◆ EXERCISE DIRECTIONS:
Make an exact copy of the entries below.

◆ RECORDS FOR THIS TASK:
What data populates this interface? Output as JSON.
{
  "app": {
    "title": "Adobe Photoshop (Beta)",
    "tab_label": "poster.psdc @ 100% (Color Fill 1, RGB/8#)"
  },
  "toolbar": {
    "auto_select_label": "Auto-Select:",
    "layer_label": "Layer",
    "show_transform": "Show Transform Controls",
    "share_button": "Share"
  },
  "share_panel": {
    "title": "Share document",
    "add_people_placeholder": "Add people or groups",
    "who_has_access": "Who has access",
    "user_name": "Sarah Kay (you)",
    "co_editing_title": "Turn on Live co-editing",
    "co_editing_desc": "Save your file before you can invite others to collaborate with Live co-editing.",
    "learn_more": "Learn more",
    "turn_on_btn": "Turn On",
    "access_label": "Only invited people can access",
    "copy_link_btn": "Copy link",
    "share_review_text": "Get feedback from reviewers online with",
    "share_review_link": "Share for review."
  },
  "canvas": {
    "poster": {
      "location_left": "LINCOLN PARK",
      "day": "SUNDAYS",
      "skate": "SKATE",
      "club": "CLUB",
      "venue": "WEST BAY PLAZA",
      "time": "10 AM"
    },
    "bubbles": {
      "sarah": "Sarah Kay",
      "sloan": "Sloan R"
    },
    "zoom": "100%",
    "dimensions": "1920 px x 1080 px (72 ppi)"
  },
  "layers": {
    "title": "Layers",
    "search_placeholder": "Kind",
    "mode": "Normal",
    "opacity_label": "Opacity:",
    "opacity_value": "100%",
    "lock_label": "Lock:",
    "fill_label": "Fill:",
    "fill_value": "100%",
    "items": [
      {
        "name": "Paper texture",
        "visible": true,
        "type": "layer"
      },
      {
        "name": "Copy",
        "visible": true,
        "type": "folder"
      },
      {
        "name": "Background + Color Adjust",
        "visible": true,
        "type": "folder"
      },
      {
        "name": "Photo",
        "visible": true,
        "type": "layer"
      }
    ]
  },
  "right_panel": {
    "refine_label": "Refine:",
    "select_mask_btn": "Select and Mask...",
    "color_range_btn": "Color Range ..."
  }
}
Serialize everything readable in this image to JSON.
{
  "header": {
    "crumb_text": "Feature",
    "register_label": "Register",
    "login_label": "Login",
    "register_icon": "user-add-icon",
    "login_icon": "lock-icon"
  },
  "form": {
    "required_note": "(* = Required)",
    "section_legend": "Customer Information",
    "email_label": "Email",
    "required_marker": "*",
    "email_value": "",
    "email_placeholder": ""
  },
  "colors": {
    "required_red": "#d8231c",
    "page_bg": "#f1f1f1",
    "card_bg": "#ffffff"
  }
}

◆ RESULT:
What data populates this interface? Output as JSON.
{
  "app": {
    "title": "Adobe Photoshop (Beta)",
    "tab_label": "poster.psdc @ 100% (Color Fill 1, RGB/8#)"
  },
  "toolbar": {
    "auto_select_label": "Auto-Select:",
    "layer_label": "Layer",
    "show_transform": "Show Transform Controls",
    "share_button": "Share"
  },
  "share_panel": {
    "title": "Share document",
    "add_people_placeholder": "Add people or groups",
    "who_has_access": "Who has access",
    "user_name": "Sarah Kay (you)",
    "co_editing_title": "Turn on Live co-editing",
    "co_editing_desc": "Save your file before you can invite others to collaborate with Live co-editing.",
    "learn_more": "Learn more",
    "turn_on_btn": "Turn On",
    "access_label": "Only invited people can access",
    "copy_link_btn": "Copy link",
    "share_review_text": "Get feedback from reviewers online with",
    "share_review_link": "Share for review."
  },
  "canvas": {
    "poster": {
      "location_left": "LINCOLN PARK",
      "day": "SUNDAYS",
      "skate": "SKATE",
      "club": "CLUB",
      "venue": "WEST BAY PLAZA",
      "time": "10 AM"
    },
    "bubbles": {
      "sarah": "Sarah Kay",
      "sloan": "Sloan R"
    },
    "zoom": "100%",
    "dimensions": "1920 px x 1080 px (72 ppi)"
  },
  "layers": {
    "title": "Layers",
    "search_placeholder": "Kind",
    "mode": "Normal",
    "opacity_label": "Opacity:",
    "opacity_value": "100%",
    "lock_label": "Lock:",
    "fill_label": "Fill:",
    "fill_value": "100%",
    "items": [
      {
        "name": "Paper texture",
        "visible": true,
        "type": "layer"
      },
      {
        "name": "Copy",
        "visible": true,
        "type": "folder"
      },
      {
        "name": "Background + Color Adjust",
        "visible": true,
        "type": "folder"
      },
      {
        "name": "Photo",
        "visible": true,
        "type": "layer"
      }
    ]
  },
  "right_panel": {
    "refine_label": "Refine:",
    "select_mask_btn": "Select and Mask...",
    "color_range_btn": "Color Range ..."
  }
}
Serialize everything readable in this image to JSON.
{
  "header": {
    "crumb_text": "Feature",
    "register_label": "Register",
    "login_label": "Login",
    "register_icon": "user-add-icon",
    "login_icon": "lock-icon"
  },
  "form": {
    "required_note": "(* = Required)",
    "section_legend": "Customer Information",
    "email_label": "Email",
    "required_marker": "*",
    "email_value": "",
    "email_placeholder": ""
  },
  "colors": {
    "required_red": "#d8231c",
    "page_bg": "#f1f1f1",
    "card_bg": "#ffffff"
  }
}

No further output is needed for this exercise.